• Given task: Output the full listing below exactly, without the pictures.

[Figure record extracts]
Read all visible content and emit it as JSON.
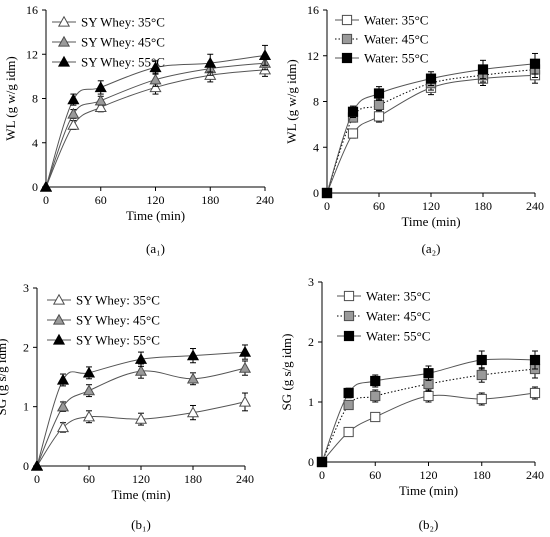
{
  "chart_data": [
    {
      "id": "a1",
      "type": "line",
      "panel_label": "(a₁)",
      "xlabel": "Time (min)",
      "ylabel": "WL (g w/g idm)",
      "xlim": [
        0,
        240
      ],
      "ylim": [
        0,
        16
      ],
      "x_ticks": [
        0,
        60,
        120,
        180,
        240
      ],
      "y_ticks": [
        0,
        4,
        8,
        12,
        16
      ],
      "grid": false,
      "legend_position": "top-left",
      "x": [
        0,
        30,
        60,
        120,
        180,
        240
      ],
      "series": [
        {
          "name": "SY Whey: 35°C",
          "marker": "triangle",
          "fill": "#ffffff",
          "line_style": "solid",
          "values": [
            0,
            5.6,
            7.2,
            9.0,
            10.1,
            10.6
          ],
          "errors": [
            0,
            0.4,
            0.4,
            0.6,
            0.6,
            0.6
          ]
        },
        {
          "name": "SY Whey: 45°C",
          "marker": "triangle",
          "fill": "#9a9a9a",
          "line_style": "solid",
          "values": [
            0,
            6.6,
            7.8,
            9.7,
            10.7,
            11.2
          ],
          "errors": [
            0,
            0.4,
            0.4,
            0.6,
            0.6,
            0.6
          ]
        },
        {
          "name": "SY Whey: 55°C",
          "marker": "triangle",
          "fill": "#000000",
          "line_style": "solid",
          "values": [
            0,
            7.9,
            9.0,
            10.8,
            11.2,
            11.9
          ],
          "errors": [
            0,
            0.5,
            0.6,
            0.6,
            0.8,
            0.9
          ]
        }
      ]
    },
    {
      "id": "a2",
      "type": "line",
      "panel_label": "(a₂)",
      "xlabel": "Time (min)",
      "ylabel": "WL (g w/g idm)",
      "xlim": [
        0,
        240
      ],
      "ylim": [
        0,
        16
      ],
      "x_ticks": [
        0,
        60,
        120,
        180,
        240
      ],
      "y_ticks": [
        0,
        4,
        8,
        12,
        16
      ],
      "grid": false,
      "legend_position": "top-left",
      "x": [
        0,
        30,
        60,
        120,
        180,
        240
      ],
      "series": [
        {
          "name": "Water: 35°C",
          "marker": "square",
          "fill": "#ffffff",
          "line_style": "solid",
          "values": [
            0,
            5.2,
            6.7,
            9.2,
            10.0,
            10.3
          ],
          "errors": [
            0,
            0.4,
            0.5,
            0.6,
            0.6,
            0.7
          ]
        },
        {
          "name": "Water: 45°C",
          "marker": "square",
          "fill": "#9a9a9a",
          "line_style": "dotted",
          "values": [
            0,
            6.6,
            7.7,
            9.6,
            10.3,
            10.8
          ],
          "errors": [
            0,
            0.4,
            0.5,
            0.6,
            0.6,
            0.7
          ]
        },
        {
          "name": "Water: 55°C",
          "marker": "square",
          "fill": "#000000",
          "line_style": "solid",
          "values": [
            0,
            7.1,
            8.7,
            10.0,
            10.8,
            11.3
          ],
          "errors": [
            0,
            0.5,
            0.6,
            0.6,
            0.8,
            0.9
          ]
        }
      ]
    },
    {
      "id": "b1",
      "type": "line",
      "panel_label": "(b₁)",
      "xlabel": "Time (min)",
      "ylabel": "SG (g s/g idm)",
      "xlim": [
        0,
        240
      ],
      "ylim": [
        0,
        3
      ],
      "x_ticks": [
        0,
        60,
        120,
        180,
        240
      ],
      "y_ticks": [
        0,
        1,
        2,
        3
      ],
      "grid": false,
      "legend_position": "top-left",
      "x": [
        0,
        30,
        60,
        120,
        180,
        240
      ],
      "series": [
        {
          "name": "SY Whey: 35°C",
          "marker": "triangle",
          "fill": "#ffffff",
          "line_style": "solid",
          "values": [
            0,
            0.65,
            0.83,
            0.79,
            0.9,
            1.08
          ],
          "errors": [
            0,
            0.08,
            0.1,
            0.1,
            0.12,
            0.15
          ]
        },
        {
          "name": "SY Whey: 45°C",
          "marker": "triangle",
          "fill": "#9a9a9a",
          "line_style": "solid",
          "values": [
            0,
            1.0,
            1.27,
            1.6,
            1.47,
            1.65
          ],
          "errors": [
            0,
            0.08,
            0.1,
            0.12,
            0.1,
            0.12
          ]
        },
        {
          "name": "SY Whey: 55°C",
          "marker": "triangle",
          "fill": "#000000",
          "line_style": "solid",
          "values": [
            0,
            1.45,
            1.57,
            1.8,
            1.86,
            1.92
          ],
          "errors": [
            0,
            0.1,
            0.1,
            0.12,
            0.12,
            0.12
          ]
        }
      ]
    },
    {
      "id": "b2",
      "type": "line",
      "panel_label": "(b₂)",
      "xlabel": "Time (min)",
      "ylabel": "SG (g s/g idm)",
      "xlim": [
        0,
        240
      ],
      "ylim": [
        0,
        3
      ],
      "x_ticks": [
        0,
        60,
        120,
        180,
        240
      ],
      "y_ticks": [
        0,
        1,
        2,
        3
      ],
      "grid": false,
      "legend_position": "top-left",
      "x": [
        0,
        30,
        60,
        120,
        180,
        240
      ],
      "series": [
        {
          "name": "Water: 35°C",
          "marker": "square",
          "fill": "#ffffff",
          "line_style": "solid",
          "values": [
            0,
            0.5,
            0.75,
            1.1,
            1.05,
            1.15
          ],
          "errors": [
            0,
            0.05,
            0.07,
            0.1,
            0.1,
            0.1
          ]
        },
        {
          "name": "Water: 45°C",
          "marker": "square",
          "fill": "#9a9a9a",
          "line_style": "dotted",
          "values": [
            0,
            0.95,
            1.1,
            1.3,
            1.45,
            1.55
          ],
          "errors": [
            0,
            0.07,
            0.1,
            0.12,
            0.12,
            0.15
          ]
        },
        {
          "name": "Water: 55°C",
          "marker": "square",
          "fill": "#000000",
          "line_style": "solid",
          "values": [
            0,
            1.15,
            1.35,
            1.48,
            1.7,
            1.7
          ],
          "errors": [
            0,
            0.08,
            0.1,
            0.12,
            0.15,
            0.15
          ]
        }
      ]
    }
  ]
}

• Exercise result:
Read all visible content and emit it as JSON.
{
  "chart_data": [
    {
      "id": "a1",
      "type": "line",
      "panel_label": "(a₁)",
      "xlabel": "Time (min)",
      "ylabel": "WL (g w/g idm)",
      "xlim": [
        0,
        240
      ],
      "ylim": [
        0,
        16
      ],
      "x_ticks": [
        0,
        60,
        120,
        180,
        240
      ],
      "y_ticks": [
        0,
        4,
        8,
        12,
        16
      ],
      "grid": false,
      "legend_position": "top-left",
      "x": [
        0,
        30,
        60,
        120,
        180,
        240
      ],
      "series": [
        {
          "name": "SY Whey: 35°C",
          "marker": "triangle",
          "fill": "#ffffff",
          "line_style": "solid",
          "values": [
            0,
            5.6,
            7.2,
            9.0,
            10.1,
            10.6
          ],
          "errors": [
            0,
            0.4,
            0.4,
            0.6,
            0.6,
            0.6
          ]
        },
        {
          "name": "SY Whey: 45°C",
          "marker": "triangle",
          "fill": "#9a9a9a",
          "line_style": "solid",
          "values": [
            0,
            6.6,
            7.8,
            9.7,
            10.7,
            11.2
          ],
          "errors": [
            0,
            0.4,
            0.4,
            0.6,
            0.6,
            0.6
          ]
        },
        {
          "name": "SY Whey: 55°C",
          "marker": "triangle",
          "fill": "#000000",
          "line_style": "solid",
          "values": [
            0,
            7.9,
            9.0,
            10.8,
            11.2,
            11.9
          ],
          "errors": [
            0,
            0.5,
            0.6,
            0.6,
            0.8,
            0.9
          ]
        }
      ]
    },
    {
      "id": "a2",
      "type": "line",
      "panel_label": "(a₂)",
      "xlabel": "Time (min)",
      "ylabel": "WL (g w/g idm)",
      "xlim": [
        0,
        240
      ],
      "ylim": [
        0,
        16
      ],
      "x_ticks": [
        0,
        60,
        120,
        180,
        240
      ],
      "y_ticks": [
        0,
        4,
        8,
        12,
        16
      ],
      "grid": false,
      "legend_position": "top-left",
      "x": [
        0,
        30,
        60,
        120,
        180,
        240
      ],
      "series": [
        {
          "name": "Water: 35°C",
          "marker": "square",
          "fill": "#ffffff",
          "line_style": "solid",
          "values": [
            0,
            5.2,
            6.7,
            9.2,
            10.0,
            10.3
          ],
          "errors": [
            0,
            0.4,
            0.5,
            0.6,
            0.6,
            0.7
          ]
        },
        {
          "name": "Water: 45°C",
          "marker": "square",
          "fill": "#9a9a9a",
          "line_style": "dotted",
          "values": [
            0,
            6.6,
            7.7,
            9.6,
            10.3,
            10.8
          ],
          "errors": [
            0,
            0.4,
            0.5,
            0.6,
            0.6,
            0.7
          ]
        },
        {
          "name": "Water: 55°C",
          "marker": "square",
          "fill": "#000000",
          "line_style": "solid",
          "values": [
            0,
            7.1,
            8.7,
            10.0,
            10.8,
            11.3
          ],
          "errors": [
            0,
            0.5,
            0.6,
            0.6,
            0.8,
            0.9
          ]
        }
      ]
    },
    {
      "id": "b1",
      "type": "line",
      "panel_label": "(b₁)",
      "xlabel": "Time (min)",
      "ylabel": "SG (g s/g idm)",
      "xlim": [
        0,
        240
      ],
      "ylim": [
        0,
        3
      ],
      "x_ticks": [
        0,
        60,
        120,
        180,
        240
      ],
      "y_ticks": [
        0,
        1,
        2,
        3
      ],
      "grid": false,
      "legend_position": "top-left",
      "x": [
        0,
        30,
        60,
        120,
        180,
        240
      ],
      "series": [
        {
          "name": "SY Whey: 35°C",
          "marker": "triangle",
          "fill": "#ffffff",
          "line_style": "solid",
          "values": [
            0,
            0.65,
            0.83,
            0.79,
            0.9,
            1.08
          ],
          "errors": [
            0,
            0.08,
            0.1,
            0.1,
            0.12,
            0.15
          ]
        },
        {
          "name": "SY Whey: 45°C",
          "marker": "triangle",
          "fill": "#9a9a9a",
          "line_style": "solid",
          "values": [
            0,
            1.0,
            1.27,
            1.6,
            1.47,
            1.65
          ],
          "errors": [
            0,
            0.08,
            0.1,
            0.12,
            0.1,
            0.12
          ]
        },
        {
          "name": "SY Whey: 55°C",
          "marker": "triangle",
          "fill": "#000000",
          "line_style": "solid",
          "values": [
            0,
            1.45,
            1.57,
            1.8,
            1.86,
            1.92
          ],
          "errors": [
            0,
            0.1,
            0.1,
            0.12,
            0.12,
            0.12
          ]
        }
      ]
    },
    {
      "id": "b2",
      "type": "line",
      "panel_label": "(b₂)",
      "xlabel": "Time (min)",
      "ylabel": "SG (g s/g idm)",
      "xlim": [
        0,
        240
      ],
      "ylim": [
        0,
        3
      ],
      "x_ticks": [
        0,
        60,
        120,
        180,
        240
      ],
      "y_ticks": [
        0,
        1,
        2,
        3
      ],
      "grid": false,
      "legend_position": "top-left",
      "x": [
        0,
        30,
        60,
        120,
        180,
        240
      ],
      "series": [
        {
          "name": "Water: 35°C",
          "marker": "square",
          "fill": "#ffffff",
          "line_style": "solid",
          "values": [
            0,
            0.5,
            0.75,
            1.1,
            1.05,
            1.15
          ],
          "errors": [
            0,
            0.05,
            0.07,
            0.1,
            0.1,
            0.1
          ]
        },
        {
          "name": "Water: 45°C",
          "marker": "square",
          "fill": "#9a9a9a",
          "line_style": "dotted",
          "values": [
            0,
            0.95,
            1.1,
            1.3,
            1.45,
            1.55
          ],
          "errors": [
            0,
            0.07,
            0.1,
            0.12,
            0.12,
            0.15
          ]
        },
        {
          "name": "Water: 55°C",
          "marker": "square",
          "fill": "#000000",
          "line_style": "solid",
          "values": [
            0,
            1.15,
            1.35,
            1.48,
            1.7,
            1.7
          ],
          "errors": [
            0,
            0.08,
            0.1,
            0.12,
            0.15,
            0.15
          ]
        }
      ]
    }
  ]
}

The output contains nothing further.